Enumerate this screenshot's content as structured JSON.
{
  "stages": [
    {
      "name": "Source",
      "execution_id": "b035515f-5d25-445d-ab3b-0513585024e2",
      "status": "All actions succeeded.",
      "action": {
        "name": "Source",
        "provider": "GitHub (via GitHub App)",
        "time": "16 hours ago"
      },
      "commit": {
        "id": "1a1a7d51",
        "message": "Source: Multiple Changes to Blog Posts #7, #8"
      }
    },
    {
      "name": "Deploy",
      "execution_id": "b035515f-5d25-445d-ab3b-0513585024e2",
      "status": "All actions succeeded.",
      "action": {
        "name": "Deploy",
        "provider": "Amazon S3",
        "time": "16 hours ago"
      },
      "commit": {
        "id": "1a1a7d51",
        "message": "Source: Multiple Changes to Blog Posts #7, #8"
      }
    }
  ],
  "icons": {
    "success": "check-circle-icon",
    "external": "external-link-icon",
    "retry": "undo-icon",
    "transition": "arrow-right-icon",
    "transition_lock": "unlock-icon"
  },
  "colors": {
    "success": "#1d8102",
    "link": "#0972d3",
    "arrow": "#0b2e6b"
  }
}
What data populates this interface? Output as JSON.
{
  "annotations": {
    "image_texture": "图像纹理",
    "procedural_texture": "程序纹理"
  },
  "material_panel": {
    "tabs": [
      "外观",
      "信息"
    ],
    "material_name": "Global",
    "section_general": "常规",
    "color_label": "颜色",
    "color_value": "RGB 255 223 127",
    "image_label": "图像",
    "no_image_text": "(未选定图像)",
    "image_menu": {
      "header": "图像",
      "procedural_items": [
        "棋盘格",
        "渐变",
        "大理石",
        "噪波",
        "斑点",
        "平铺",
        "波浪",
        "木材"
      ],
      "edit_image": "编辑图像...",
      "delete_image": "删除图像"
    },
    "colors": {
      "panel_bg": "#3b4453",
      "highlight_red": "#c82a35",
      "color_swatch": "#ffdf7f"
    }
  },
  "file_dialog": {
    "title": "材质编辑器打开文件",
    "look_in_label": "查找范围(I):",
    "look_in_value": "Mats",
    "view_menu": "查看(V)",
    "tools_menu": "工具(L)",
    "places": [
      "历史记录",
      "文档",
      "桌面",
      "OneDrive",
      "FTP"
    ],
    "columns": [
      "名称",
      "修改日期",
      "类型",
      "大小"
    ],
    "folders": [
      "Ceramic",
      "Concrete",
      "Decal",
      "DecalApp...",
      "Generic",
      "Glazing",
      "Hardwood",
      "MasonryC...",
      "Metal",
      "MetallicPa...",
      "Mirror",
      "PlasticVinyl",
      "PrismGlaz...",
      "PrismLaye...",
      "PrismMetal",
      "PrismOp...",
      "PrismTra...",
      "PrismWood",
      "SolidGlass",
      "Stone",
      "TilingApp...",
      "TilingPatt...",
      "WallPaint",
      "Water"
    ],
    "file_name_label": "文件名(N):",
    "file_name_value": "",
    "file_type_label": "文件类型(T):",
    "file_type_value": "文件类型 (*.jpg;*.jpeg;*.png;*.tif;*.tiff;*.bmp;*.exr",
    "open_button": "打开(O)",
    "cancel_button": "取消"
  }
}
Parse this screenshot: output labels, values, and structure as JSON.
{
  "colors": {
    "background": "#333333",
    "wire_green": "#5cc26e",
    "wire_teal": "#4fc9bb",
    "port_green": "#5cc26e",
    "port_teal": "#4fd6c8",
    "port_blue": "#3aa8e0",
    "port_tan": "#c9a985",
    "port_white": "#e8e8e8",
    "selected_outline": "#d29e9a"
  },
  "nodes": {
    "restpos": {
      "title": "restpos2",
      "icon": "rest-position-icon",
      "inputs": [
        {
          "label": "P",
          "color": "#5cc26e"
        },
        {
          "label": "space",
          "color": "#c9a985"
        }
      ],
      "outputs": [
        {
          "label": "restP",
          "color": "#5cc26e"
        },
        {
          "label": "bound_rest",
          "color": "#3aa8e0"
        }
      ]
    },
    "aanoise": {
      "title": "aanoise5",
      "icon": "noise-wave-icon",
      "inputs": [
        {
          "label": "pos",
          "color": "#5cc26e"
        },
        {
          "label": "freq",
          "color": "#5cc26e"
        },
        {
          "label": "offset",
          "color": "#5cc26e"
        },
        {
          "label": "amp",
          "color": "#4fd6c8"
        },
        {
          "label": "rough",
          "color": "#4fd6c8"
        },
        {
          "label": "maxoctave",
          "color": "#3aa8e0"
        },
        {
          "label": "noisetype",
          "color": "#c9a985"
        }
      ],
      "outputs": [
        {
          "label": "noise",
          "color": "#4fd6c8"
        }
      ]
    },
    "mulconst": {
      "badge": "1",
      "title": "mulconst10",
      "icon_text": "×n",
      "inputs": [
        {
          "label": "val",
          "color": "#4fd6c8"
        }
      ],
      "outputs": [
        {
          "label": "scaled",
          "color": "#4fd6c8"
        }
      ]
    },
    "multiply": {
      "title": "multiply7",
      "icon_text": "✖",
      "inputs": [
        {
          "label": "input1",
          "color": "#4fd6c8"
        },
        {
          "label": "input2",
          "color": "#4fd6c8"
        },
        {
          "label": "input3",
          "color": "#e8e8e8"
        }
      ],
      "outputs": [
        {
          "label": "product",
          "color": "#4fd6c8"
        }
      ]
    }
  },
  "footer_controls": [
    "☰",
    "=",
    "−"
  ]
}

## Challenge
Copy out each line in the preceding records that contains "arrow".

## Problem solution
    "transition": "arrow-right-icon",
    "arrow": "#0b2e6b"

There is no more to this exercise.